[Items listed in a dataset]

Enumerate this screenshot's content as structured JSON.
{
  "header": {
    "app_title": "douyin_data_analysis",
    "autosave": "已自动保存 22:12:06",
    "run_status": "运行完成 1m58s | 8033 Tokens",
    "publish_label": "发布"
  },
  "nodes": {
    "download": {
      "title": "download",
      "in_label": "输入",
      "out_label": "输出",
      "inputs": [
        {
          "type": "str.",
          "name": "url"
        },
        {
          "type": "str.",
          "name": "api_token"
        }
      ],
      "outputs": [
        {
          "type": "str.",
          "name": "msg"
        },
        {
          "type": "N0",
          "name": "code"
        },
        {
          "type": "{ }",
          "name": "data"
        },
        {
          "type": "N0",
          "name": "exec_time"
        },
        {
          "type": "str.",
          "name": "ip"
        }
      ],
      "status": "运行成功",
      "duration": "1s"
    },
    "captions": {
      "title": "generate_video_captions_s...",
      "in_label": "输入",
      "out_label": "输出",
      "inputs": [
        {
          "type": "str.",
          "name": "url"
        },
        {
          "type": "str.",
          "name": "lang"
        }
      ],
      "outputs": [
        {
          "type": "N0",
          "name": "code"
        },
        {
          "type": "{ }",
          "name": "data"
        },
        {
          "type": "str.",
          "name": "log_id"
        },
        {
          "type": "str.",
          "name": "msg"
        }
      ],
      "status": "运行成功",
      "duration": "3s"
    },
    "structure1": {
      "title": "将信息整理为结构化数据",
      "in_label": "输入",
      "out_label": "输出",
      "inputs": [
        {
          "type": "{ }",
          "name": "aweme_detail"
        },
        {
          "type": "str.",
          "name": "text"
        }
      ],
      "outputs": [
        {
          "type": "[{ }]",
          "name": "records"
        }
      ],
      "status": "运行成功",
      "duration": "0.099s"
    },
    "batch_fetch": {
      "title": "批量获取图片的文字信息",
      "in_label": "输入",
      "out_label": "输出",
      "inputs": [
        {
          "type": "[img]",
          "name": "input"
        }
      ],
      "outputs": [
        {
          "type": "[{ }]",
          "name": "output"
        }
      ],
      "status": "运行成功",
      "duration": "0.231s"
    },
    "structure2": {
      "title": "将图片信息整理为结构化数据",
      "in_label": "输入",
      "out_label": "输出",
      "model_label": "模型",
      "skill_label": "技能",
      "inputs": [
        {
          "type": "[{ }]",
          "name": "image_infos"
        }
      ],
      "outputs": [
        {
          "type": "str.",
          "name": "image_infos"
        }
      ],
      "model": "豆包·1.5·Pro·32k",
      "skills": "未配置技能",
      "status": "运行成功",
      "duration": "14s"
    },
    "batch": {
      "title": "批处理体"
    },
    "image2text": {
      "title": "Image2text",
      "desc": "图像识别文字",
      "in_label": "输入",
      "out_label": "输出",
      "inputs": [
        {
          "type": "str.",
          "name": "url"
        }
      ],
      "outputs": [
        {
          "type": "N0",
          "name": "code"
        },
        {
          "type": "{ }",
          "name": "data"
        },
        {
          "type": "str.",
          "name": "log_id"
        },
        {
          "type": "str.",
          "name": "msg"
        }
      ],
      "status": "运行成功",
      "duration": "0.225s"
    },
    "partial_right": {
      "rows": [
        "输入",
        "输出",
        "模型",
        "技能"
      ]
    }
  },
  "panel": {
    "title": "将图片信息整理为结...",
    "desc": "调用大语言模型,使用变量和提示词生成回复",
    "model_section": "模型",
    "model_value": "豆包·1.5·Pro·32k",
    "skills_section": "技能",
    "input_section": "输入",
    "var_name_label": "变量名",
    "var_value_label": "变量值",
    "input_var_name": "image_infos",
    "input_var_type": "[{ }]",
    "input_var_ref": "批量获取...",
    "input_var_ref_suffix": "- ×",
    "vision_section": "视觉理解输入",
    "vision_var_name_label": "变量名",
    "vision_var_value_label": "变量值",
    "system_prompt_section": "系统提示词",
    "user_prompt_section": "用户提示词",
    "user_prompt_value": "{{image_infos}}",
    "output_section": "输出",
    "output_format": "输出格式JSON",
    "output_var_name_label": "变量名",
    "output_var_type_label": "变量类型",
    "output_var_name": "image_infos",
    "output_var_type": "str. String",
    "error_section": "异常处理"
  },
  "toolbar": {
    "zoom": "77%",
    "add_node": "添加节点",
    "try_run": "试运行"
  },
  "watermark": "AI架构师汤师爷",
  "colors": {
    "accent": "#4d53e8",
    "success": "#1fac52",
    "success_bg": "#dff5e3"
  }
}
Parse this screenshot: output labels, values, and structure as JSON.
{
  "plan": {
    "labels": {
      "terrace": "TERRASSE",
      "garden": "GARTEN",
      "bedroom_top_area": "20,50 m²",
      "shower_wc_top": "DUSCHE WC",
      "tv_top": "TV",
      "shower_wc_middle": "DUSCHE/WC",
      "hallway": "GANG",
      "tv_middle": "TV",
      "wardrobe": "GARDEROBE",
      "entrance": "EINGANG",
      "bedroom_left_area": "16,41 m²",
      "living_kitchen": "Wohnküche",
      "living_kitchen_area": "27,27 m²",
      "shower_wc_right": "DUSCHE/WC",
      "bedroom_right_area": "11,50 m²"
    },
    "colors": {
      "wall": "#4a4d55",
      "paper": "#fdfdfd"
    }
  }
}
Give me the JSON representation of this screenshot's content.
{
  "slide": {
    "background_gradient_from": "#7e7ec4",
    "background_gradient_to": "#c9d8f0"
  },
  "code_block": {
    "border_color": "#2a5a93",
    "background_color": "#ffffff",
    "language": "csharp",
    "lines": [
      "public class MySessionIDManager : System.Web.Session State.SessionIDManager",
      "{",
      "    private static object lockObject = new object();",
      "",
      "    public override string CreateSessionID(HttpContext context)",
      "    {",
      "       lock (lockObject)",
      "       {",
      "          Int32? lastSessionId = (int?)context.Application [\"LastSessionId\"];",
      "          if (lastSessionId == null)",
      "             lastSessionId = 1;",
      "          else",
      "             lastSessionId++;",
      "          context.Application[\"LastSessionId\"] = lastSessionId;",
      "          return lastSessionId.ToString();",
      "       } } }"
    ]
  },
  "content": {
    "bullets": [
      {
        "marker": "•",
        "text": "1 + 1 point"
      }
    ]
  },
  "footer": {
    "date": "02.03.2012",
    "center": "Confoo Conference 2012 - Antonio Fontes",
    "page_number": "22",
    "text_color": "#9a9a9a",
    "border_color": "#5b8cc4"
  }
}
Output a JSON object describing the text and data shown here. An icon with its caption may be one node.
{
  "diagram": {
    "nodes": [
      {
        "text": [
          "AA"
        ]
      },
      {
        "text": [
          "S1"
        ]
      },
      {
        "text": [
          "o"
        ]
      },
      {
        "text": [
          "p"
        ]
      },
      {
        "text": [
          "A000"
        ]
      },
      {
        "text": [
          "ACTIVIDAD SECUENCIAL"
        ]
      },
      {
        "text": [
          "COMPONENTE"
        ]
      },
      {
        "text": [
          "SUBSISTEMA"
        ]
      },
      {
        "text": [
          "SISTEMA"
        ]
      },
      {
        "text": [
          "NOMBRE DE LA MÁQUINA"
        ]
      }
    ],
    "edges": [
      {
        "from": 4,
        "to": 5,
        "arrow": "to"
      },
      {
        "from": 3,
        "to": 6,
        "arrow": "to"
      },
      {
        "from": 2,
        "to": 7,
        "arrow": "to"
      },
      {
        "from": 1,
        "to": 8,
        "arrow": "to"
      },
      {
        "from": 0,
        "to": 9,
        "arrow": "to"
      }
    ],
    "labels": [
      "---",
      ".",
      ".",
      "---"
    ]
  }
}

- _Task goal_: Retype the material in full. Each word must match.

- _Exercise answer_:
Enumerate this screenshot's content as structured JSON.
{
  "header": {
    "app_title": "douyin_data_analysis",
    "autosave": "已自动保存 22:12:06",
    "run_status": "运行完成 1m58s | 8033 Tokens",
    "publish_label": "发布"
  },
  "nodes": {
    "download": {
      "title": "download",
      "in_label": "输入",
      "out_label": "输出",
      "inputs": [
        {
          "type": "str.",
          "name": "url"
        },
        {
          "type": "str.",
          "name": "api_token"
        }
      ],
      "outputs": [
        {
          "type": "str.",
          "name": "msg"
        },
        {
          "type": "N0",
          "name": "code"
        },
        {
          "type": "{ }",
          "name": "data"
        },
        {
          "type": "N0",
          "name": "exec_time"
        },
        {
          "type": "str.",
          "name": "ip"
        }
      ],
      "status": "运行成功",
      "duration": "1s"
    },
    "captions": {
      "title": "generate_video_captions_s...",
      "in_label": "输入",
      "out_label": "输出",
      "inputs": [
        {
          "type": "str.",
          "name": "url"
        },
        {
          "type": "str.",
          "name": "lang"
        }
      ],
      "outputs": [
        {
          "type": "N0",
          "name": "code"
        },
        {
          "type": "{ }",
          "name": "data"
        },
        {
          "type": "str.",
          "name": "log_id"
        },
        {
          "type": "str.",
          "name": "msg"
        }
      ],
      "status": "运行成功",
      "duration": "3s"
    },
    "structure1": {
      "title": "将信息整理为结构化数据",
      "in_label": "输入",
      "out_label": "输出",
      "inputs": [
        {
          "type": "{ }",
          "name": "aweme_detail"
        },
        {
          "type": "str.",
          "name": "text"
        }
      ],
      "outputs": [
        {
          "type": "[{ }]",
          "name": "records"
        }
      ],
      "status": "运行成功",
      "duration": "0.099s"
    },
    "batch_fetch": {
      "title": "批量获取图片的文字信息",
      "in_label": "输入",
      "out_label": "输出",
      "inputs": [
        {
          "type": "[img]",
          "name": "input"
        }
      ],
      "outputs": [
        {
          "type": "[{ }]",
          "name": "output"
        }
      ],
      "status": "运行成功",
      "duration": "0.231s"
    },
    "structure2": {
      "title": "将图片信息整理为结构化数据",
      "in_label": "输入",
      "out_label": "输出",
      "model_label": "模型",
      "skill_label": "技能",
      "inputs": [
        {
          "type": "[{ }]",
          "name": "image_infos"
        }
      ],
      "outputs": [
        {
          "type": "str.",
          "name": "image_infos"
        }
      ],
      "model": "豆包·1.5·Pro·32k",
      "skills": "未配置技能",
      "status": "运行成功",
      "duration": "14s"
    },
    "batch": {
      "title": "批处理体"
    },
    "image2text": {
      "title": "Image2text",
      "desc": "图像识别文字",
      "in_label": "输入",
      "out_label": "输出",
      "inputs": [
        {
          "type": "str.",
          "name": "url"
        }
      ],
      "outputs": [
        {
          "type": "N0",
          "name": "code"
        },
        {
          "type": "{ }",
          "name": "data"
        },
        {
          "type": "str.",
          "name": "log_id"
        },
        {
          "type": "str.",
          "name": "msg"
        }
      ],
      "status": "运行成功",
      "duration": "0.225s"
    },
    "partial_right": {
      "rows": [
        "输入",
        "输出",
        "模型",
        "技能"
      ]
    }
  },
  "panel": {
    "title": "将图片信息整理为结...",
    "desc": "调用大语言模型,使用变量和提示词生成回复",
    "model_section": "模型",
    "model_value": "豆包·1.5·Pro·32k",
    "skills_section": "技能",
    "input_section": "输入",
    "var_name_label": "变量名",
    "var_value_label": "变量值",
    "input_var_name": "image_infos",
    "input_var_type": "[{ }]",
    "input_var_ref": "批量获取...",
    "input_var_ref_suffix": "- ×",
    "vision_section": "视觉理解输入",
    "vision_var_name_label": "变量名",
    "vision_var_value_label": "变量值",
    "system_prompt_section": "系统提示词",
    "user_prompt_section": "用户提示词",
    "user_prompt_value": "{{image_infos}}",
    "output_section": "输出",
    "output_format": "输出格式JSON",
    "output_var_name_label": "变量名",
    "output_var_type_label": "变量类型",
    "output_var_name": "image_infos",
    "output_var_type": "str. String",
    "error_section": "异常处理"
  },
  "toolbar": {
    "zoom": "77%",
    "add_node": "添加节点",
    "try_run": "试运行"
  },
  "watermark": "AI架构师汤师爷",
  "colors": {
    "accent": "#4d53e8",
    "success": "#1fac52",
    "success_bg": "#dff5e3"
  }
}
Parse this screenshot: output labels, values, and structure as JSON.
{
  "plan": {
    "labels": {
      "terrace": "TERRASSE",
      "garden": "GARTEN",
      "bedroom_top_area": "20,50 m²",
      "shower_wc_top": "DUSCHE WC",
      "tv_top": "TV",
      "shower_wc_middle": "DUSCHE/WC",
      "hallway": "GANG",
      "tv_middle": "TV",
      "wardrobe": "GARDEROBE",
      "entrance": "EINGANG",
      "bedroom_left_area": "16,41 m²",
      "living_kitchen": "Wohnküche",
      "living_kitchen_area": "27,27 m²",
      "shower_wc_right": "DUSCHE/WC",
      "bedroom_right_area": "11,50 m²"
    },
    "colors": {
      "wall": "#4a4d55",
      "paper": "#fdfdfd"
    }
  }
}
Give me the JSON representation of this screenshot's content.
{
  "slide": {
    "background_gradient_from": "#7e7ec4",
    "background_gradient_to": "#c9d8f0"
  },
  "code_block": {
    "border_color": "#2a5a93",
    "background_color": "#ffffff",
    "language": "csharp",
    "lines": [
      "public class MySessionIDManager : System.Web.Session State.SessionIDManager",
      "{",
      "    private static object lockObject = new object();",
      "",
      "    public override string CreateSessionID(HttpContext context)",
      "    {",
      "       lock (lockObject)",
      "       {",
      "          Int32? lastSessionId = (int?)context.Application [\"LastSessionId\"];",
      "          if (lastSessionId == null)",
      "             lastSessionId = 1;",
      "          else",
      "             lastSessionId++;",
      "          context.Application[\"LastSessionId\"] = lastSessionId;",
      "          return lastSessionId.ToString();",
      "       } } }"
    ]
  },
  "content": {
    "bullets": [
      {
        "marker": "•",
        "text": "1 + 1 point"
      }
    ]
  },
  "footer": {
    "date": "02.03.2012",
    "center": "Confoo Conference 2012 - Antonio Fontes",
    "page_number": "22",
    "text_color": "#9a9a9a",
    "border_color": "#5b8cc4"
  }
}
Output a JSON object describing the text and data shown here. An icon with its caption may be one node.
{
  "diagram": {
    "nodes": [
      {
        "text": [
          "AA"
        ]
      },
      {
        "text": [
          "S1"
        ]
      },
      {
        "text": [
          "o"
        ]
      },
      {
        "text": [
          "p"
        ]
      },
      {
        "text": [
          "A000"
        ]
      },
      {
        "text": [
          "ACTIVIDAD SECUENCIAL"
        ]
      },
      {
        "text": [
          "COMPONENTE"
        ]
      },
      {
        "text": [
          "SUBSISTEMA"
        ]
      },
      {
        "text": [
          "SISTEMA"
        ]
      },
      {
        "text": [
          "NOMBRE DE LA MÁQUINA"
        ]
      }
    ],
    "edges": [
      {
        "from": 4,
        "to": 5,
        "arrow": "to"
      },
      {
        "from": 3,
        "to": 6,
        "arrow": "to"
      },
      {
        "from": 2,
        "to": 7,
        "arrow": "to"
      },
      {
        "from": 1,
        "to": 8,
        "arrow": "to"
      },
      {
        "from": 0,
        "to": 9,
        "arrow": "to"
      }
    ],
    "labels": [
      "---",
      ".",
      ".",
      "---"
    ]
  }
}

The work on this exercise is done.